### Annotated element listings

◇ ◇ ◇ ◇ ◇

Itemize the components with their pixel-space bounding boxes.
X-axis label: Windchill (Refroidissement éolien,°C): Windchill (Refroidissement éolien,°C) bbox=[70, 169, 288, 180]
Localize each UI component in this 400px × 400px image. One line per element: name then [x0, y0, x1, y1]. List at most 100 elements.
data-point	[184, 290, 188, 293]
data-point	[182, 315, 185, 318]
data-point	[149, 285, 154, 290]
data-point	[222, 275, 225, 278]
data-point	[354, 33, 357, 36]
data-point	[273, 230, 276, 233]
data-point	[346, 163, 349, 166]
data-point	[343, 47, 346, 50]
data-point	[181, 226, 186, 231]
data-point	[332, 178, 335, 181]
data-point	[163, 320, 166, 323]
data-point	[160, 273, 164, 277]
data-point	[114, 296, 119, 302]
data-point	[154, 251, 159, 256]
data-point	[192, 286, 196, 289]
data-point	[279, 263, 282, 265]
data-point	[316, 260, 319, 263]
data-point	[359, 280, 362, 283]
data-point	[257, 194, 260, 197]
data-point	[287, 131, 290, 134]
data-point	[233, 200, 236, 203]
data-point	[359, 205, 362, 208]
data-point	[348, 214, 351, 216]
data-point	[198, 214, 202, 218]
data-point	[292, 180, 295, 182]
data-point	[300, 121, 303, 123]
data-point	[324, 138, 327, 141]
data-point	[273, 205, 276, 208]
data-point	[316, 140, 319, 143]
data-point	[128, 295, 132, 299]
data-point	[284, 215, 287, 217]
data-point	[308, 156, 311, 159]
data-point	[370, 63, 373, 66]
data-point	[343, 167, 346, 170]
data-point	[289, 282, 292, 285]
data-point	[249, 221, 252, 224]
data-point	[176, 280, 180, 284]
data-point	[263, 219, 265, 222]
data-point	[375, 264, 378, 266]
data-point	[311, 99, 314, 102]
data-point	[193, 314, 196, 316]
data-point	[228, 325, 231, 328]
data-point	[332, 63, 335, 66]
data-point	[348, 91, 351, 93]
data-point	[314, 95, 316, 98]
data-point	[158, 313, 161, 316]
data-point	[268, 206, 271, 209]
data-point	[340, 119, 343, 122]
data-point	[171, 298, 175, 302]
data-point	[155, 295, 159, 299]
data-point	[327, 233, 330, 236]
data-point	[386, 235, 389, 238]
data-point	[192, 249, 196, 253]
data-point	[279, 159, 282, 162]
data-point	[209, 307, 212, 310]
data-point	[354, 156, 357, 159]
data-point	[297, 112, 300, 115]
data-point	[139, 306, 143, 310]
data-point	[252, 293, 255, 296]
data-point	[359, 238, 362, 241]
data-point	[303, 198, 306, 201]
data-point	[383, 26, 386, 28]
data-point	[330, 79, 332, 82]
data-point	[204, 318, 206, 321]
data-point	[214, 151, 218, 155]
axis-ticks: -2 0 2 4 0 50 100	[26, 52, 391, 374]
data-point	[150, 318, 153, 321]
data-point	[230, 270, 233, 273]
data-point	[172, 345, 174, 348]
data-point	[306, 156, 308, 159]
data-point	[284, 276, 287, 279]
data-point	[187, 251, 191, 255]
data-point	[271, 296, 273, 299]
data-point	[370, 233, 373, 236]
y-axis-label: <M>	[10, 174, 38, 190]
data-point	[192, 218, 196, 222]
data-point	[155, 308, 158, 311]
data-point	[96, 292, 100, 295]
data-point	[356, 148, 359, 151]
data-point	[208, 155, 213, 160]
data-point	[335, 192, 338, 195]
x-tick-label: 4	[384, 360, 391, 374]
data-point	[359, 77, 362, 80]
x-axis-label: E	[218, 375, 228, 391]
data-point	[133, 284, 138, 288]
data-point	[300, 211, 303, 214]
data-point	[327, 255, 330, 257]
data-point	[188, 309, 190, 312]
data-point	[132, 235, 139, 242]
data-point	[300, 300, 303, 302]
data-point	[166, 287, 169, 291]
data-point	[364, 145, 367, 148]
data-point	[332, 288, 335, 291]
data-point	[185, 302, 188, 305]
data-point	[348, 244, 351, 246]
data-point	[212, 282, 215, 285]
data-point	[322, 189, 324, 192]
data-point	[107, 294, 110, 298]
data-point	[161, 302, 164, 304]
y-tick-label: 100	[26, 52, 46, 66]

◇ ◇ ◇ ◇ ◇

### Exercise objective
Retype the items word for word, from the start of the items through the line that contains "282, 292, 285]".

### Finished task
Itemize the components with their pixel-space bounding boxes.
X-axis label: Windchill (Refroidissement éolien,°C): Windchill (Refroidissement éolien,°C) bbox=[70, 169, 288, 180]
Localize each UI component in this 400px × 400px image. One line per element: name then [x0, y0, x1, y1]. List at most 100 elements.
data-point	[184, 290, 188, 293]
data-point	[182, 315, 185, 318]
data-point	[149, 285, 154, 290]
data-point	[222, 275, 225, 278]
data-point	[354, 33, 357, 36]
data-point	[273, 230, 276, 233]
data-point	[346, 163, 349, 166]
data-point	[343, 47, 346, 50]
data-point	[181, 226, 186, 231]
data-point	[332, 178, 335, 181]
data-point	[163, 320, 166, 323]
data-point	[160, 273, 164, 277]
data-point	[114, 296, 119, 302]
data-point	[154, 251, 159, 256]
data-point	[192, 286, 196, 289]
data-point	[279, 263, 282, 265]
data-point	[316, 260, 319, 263]
data-point	[359, 280, 362, 283]
data-point	[257, 194, 260, 197]
data-point	[287, 131, 290, 134]
data-point	[233, 200, 236, 203]
data-point	[359, 205, 362, 208]
data-point	[348, 214, 351, 216]
data-point	[198, 214, 202, 218]
data-point	[292, 180, 295, 182]
data-point	[300, 121, 303, 123]
data-point	[324, 138, 327, 141]
data-point	[273, 205, 276, 208]
data-point	[316, 140, 319, 143]
data-point	[128, 295, 132, 299]
data-point	[284, 215, 287, 217]
data-point	[308, 156, 311, 159]
data-point	[370, 63, 373, 66]
data-point	[343, 167, 346, 170]
data-point	[289, 282, 292, 285]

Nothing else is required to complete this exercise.